(Lines of data)
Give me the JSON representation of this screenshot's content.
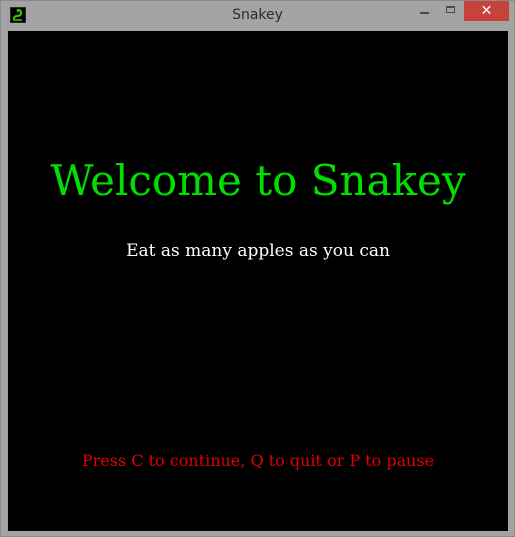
{
  "window": {
    "title": "Snakey",
    "icon": "snake-icon",
    "controls": {
      "minimize": "minimize-icon",
      "maximize": "maximize-icon",
      "close": "✕"
    }
  },
  "game": {
    "welcome_text": "Welcome to Snakey",
    "subtitle": "Eat as many apples as you can",
    "instructions": "Press C to continue, Q to quit or P to pause"
  },
  "colors": {
    "background": "#000000",
    "welcome": "#00e000",
    "subtitle": "#ffffff",
    "instructions": "#e00000",
    "close_button": "#c7423a"
  }
}
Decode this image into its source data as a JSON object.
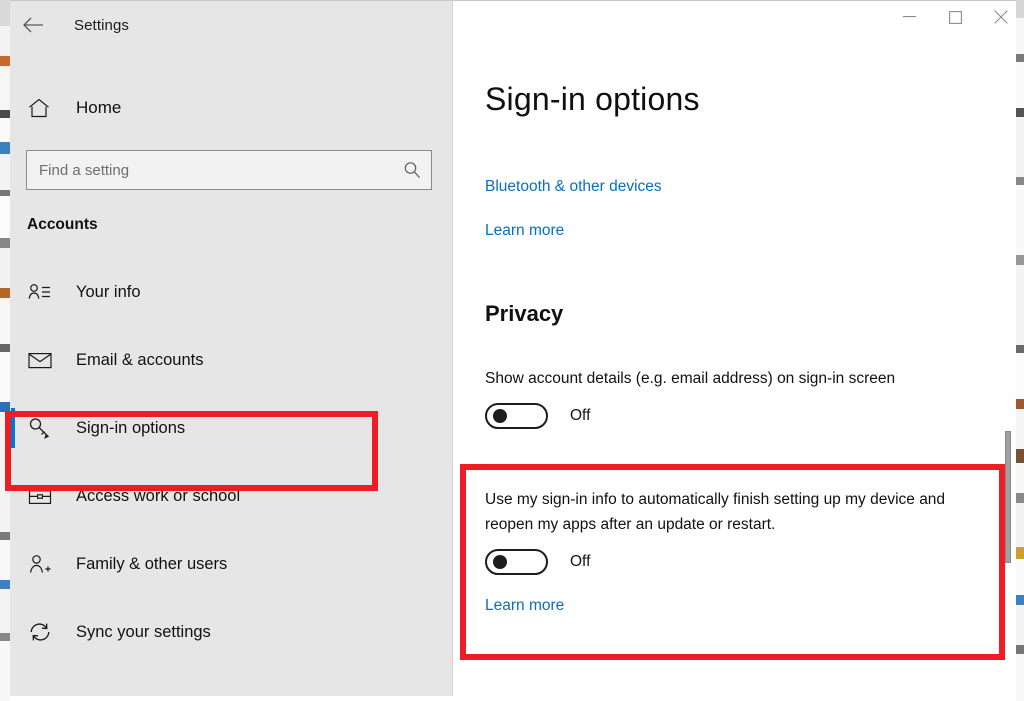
{
  "window": {
    "app_title": "Settings",
    "back_icon": "back-arrow-icon",
    "controls": {
      "minimize": "─",
      "maximize": "□",
      "close": "✕"
    }
  },
  "sidebar": {
    "home": {
      "label": "Home",
      "icon": "home-icon"
    },
    "search": {
      "placeholder": "Find a setting",
      "value": "",
      "icon": "search-icon"
    },
    "section_label": "Accounts",
    "items": [
      {
        "label": "Your info",
        "icon": "user-info-icon",
        "selected": false
      },
      {
        "label": "Email & accounts",
        "icon": "envelope-icon",
        "selected": false
      },
      {
        "label": "Sign-in options",
        "icon": "key-icon",
        "selected": true
      },
      {
        "label": "Access work or school",
        "icon": "briefcase-icon",
        "selected": false
      },
      {
        "label": "Family & other users",
        "icon": "user-add-icon",
        "selected": false
      },
      {
        "label": "Sync your settings",
        "icon": "sync-refresh-icon",
        "selected": false
      }
    ]
  },
  "main": {
    "page_title": "Sign-in options",
    "top_links": [
      {
        "label": "Bluetooth & other devices"
      },
      {
        "label": "Learn more"
      }
    ],
    "privacy": {
      "heading": "Privacy",
      "settings": [
        {
          "description": "Show account details (e.g. email address) on sign-in screen",
          "toggle_state": "Off",
          "highlighted": false
        },
        {
          "description": "Use my sign-in info to automatically finish setting up my device and reopen my apps after an update or restart.",
          "toggle_state": "Off",
          "link_label": "Learn more",
          "highlighted": true
        }
      ]
    }
  },
  "annotations": {
    "highlight_color": "#ee1c25",
    "selection_color": "#0078d7",
    "link_color": "#0a6cc4"
  }
}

### WHAT THE EXERCISE ASKS
Copy every line from the records above that contains the word "subtitle".

### EXPECTED ANSWER
    "subtitle": "Eat as many apples as you can",
    "subtitle": "#ffffff",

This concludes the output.